= Working data =
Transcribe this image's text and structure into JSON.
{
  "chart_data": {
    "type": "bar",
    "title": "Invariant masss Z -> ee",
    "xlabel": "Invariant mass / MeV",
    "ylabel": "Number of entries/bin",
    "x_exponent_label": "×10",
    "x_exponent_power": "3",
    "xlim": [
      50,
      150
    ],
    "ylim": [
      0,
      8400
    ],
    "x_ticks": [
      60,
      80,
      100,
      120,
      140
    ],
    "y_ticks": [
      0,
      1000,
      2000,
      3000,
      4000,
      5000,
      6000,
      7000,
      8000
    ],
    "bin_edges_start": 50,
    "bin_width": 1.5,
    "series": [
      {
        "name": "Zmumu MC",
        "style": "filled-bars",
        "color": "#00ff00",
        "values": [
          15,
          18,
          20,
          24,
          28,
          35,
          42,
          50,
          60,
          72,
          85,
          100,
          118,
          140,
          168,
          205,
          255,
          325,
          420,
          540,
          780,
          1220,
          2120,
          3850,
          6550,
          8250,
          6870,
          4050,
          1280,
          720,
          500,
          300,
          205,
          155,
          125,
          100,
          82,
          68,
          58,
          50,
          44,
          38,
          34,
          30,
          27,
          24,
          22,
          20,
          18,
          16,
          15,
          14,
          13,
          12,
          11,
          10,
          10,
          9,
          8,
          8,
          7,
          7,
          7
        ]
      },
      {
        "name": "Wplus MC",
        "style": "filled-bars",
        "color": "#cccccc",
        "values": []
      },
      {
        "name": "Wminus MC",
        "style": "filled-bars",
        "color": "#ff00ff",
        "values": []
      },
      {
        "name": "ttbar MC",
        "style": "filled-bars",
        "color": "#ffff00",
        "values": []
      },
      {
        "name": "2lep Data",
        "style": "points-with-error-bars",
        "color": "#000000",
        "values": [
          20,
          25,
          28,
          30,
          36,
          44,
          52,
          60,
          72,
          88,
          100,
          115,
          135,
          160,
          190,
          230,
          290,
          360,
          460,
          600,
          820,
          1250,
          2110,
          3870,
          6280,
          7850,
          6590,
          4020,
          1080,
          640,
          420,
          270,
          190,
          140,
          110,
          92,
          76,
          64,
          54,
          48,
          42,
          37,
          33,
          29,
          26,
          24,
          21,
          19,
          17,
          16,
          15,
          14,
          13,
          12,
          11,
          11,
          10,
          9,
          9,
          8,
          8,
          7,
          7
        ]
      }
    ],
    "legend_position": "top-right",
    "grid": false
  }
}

= Aim =
Where does the word "name" appear in the listing? List each line that holds it.

= Complete response =
        "name": "Zmumu MC",
        "name": "Wplus MC",
        "name": "Wminus MC",
        "name": "ttbar MC",
        "name": "2lep Data",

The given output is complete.